## [What you need to do]
From the listing that follows, extract every line and set it down unaltered.

## [Material to process]
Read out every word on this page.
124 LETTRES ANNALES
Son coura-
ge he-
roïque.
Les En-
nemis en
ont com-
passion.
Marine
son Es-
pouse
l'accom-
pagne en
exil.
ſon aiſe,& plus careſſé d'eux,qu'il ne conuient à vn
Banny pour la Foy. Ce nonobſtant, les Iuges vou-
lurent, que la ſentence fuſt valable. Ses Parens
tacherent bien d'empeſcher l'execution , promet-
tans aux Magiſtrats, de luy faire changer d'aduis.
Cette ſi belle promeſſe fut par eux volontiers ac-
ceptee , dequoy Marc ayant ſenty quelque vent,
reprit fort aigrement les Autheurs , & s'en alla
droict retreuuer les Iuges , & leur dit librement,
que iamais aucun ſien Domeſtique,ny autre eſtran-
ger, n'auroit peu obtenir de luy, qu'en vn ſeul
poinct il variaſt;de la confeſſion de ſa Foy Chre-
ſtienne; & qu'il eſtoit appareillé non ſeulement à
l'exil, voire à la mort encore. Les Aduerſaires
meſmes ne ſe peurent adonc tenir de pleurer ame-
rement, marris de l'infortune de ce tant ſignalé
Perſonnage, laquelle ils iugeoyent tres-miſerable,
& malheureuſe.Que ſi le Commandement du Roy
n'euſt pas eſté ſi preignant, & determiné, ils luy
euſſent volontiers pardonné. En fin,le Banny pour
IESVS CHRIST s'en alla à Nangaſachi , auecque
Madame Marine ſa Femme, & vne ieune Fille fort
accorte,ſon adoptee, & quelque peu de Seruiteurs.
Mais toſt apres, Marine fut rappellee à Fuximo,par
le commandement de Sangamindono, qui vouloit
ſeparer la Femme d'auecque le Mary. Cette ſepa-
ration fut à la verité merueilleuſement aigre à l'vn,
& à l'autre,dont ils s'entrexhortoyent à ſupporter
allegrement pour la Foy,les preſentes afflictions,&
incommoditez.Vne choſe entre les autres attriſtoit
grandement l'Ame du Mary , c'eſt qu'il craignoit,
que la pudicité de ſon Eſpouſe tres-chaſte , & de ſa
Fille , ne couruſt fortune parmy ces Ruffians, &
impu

## [Solution for this exercise]
Read out every word on this page.
124 LETTRES ANNALES
Son coura-
ge he-
roïque.
Les En-
nemis en
ont com-
passion.
Marine
son Es-
pouse
l'accom-
pagne en
exil.
ſon aiſe,& plus careſſé d'eux,qu'il ne conuient à vn
Banny pour la Foy. Ce nonobſtant, les Iuges vou-
lurent, que la ſentence fuſt valable. Ses Parens
tacherent bien d'empeſcher l'execution , promet-
tans aux Magiſtrats, de luy faire changer d'aduis.
Cette ſi belle promeſſe fut par eux volontiers ac-
ceptee , dequoy Marc ayant ſenty quelque vent,
reprit fort aigrement les Autheurs , & s'en alla
droict retreuuer les Iuges , & leur dit librement,
que iamais aucun ſien Domeſtique,ny autre eſtran-
ger, n'auroit peu obtenir de luy, qu'en vn ſeul
poinct il variaſt;de la confeſſion de ſa Foy Chre-
ſtienne; & qu'il eſtoit appareillé non ſeulement à
l'exil, voire à la mort encore. Les Aduerſaires
meſmes ne ſe peurent adonc tenir de pleurer ame-
rement, marris de l'infortune de ce tant ſignalé
Perſonnage, laquelle ils iugeoyent tres-miſerable,
& malheureuſe.Que ſi le Commandement du Roy
n'euſt pas eſté ſi preignant, & determiné, ils luy
euſſent volontiers pardonné. En fin,le Banny pour
IESVS CHRIST s'en alla à Nangaſachi , auecque
Madame Marine ſa Femme, & vne ieune Fille fort
accorte,ſon adoptee, & quelque peu de Seruiteurs.
Mais toſt apres, Marine fut rappellee à Fuximo,par
le commandement de Sangamindono, qui vouloit
ſeparer la Femme d'auecque le Mary. Cette ſepa-
ration fut à la verité merueilleuſement aigre à l'vn,
& à l'autre,dont ils s'entrexhortoyent à ſupporter
allegrement pour la Foy,les preſentes afflictions,&
incommoditez.Vne choſe entre les autres attriſtoit
grandement l'Ame du Mary , c'eſt qu'il craignoit,
que la pudicité de ſon Eſpouſe tres-chaſte , & de ſa
Fille , ne couruſt fortune parmy ces Ruffians, &
impu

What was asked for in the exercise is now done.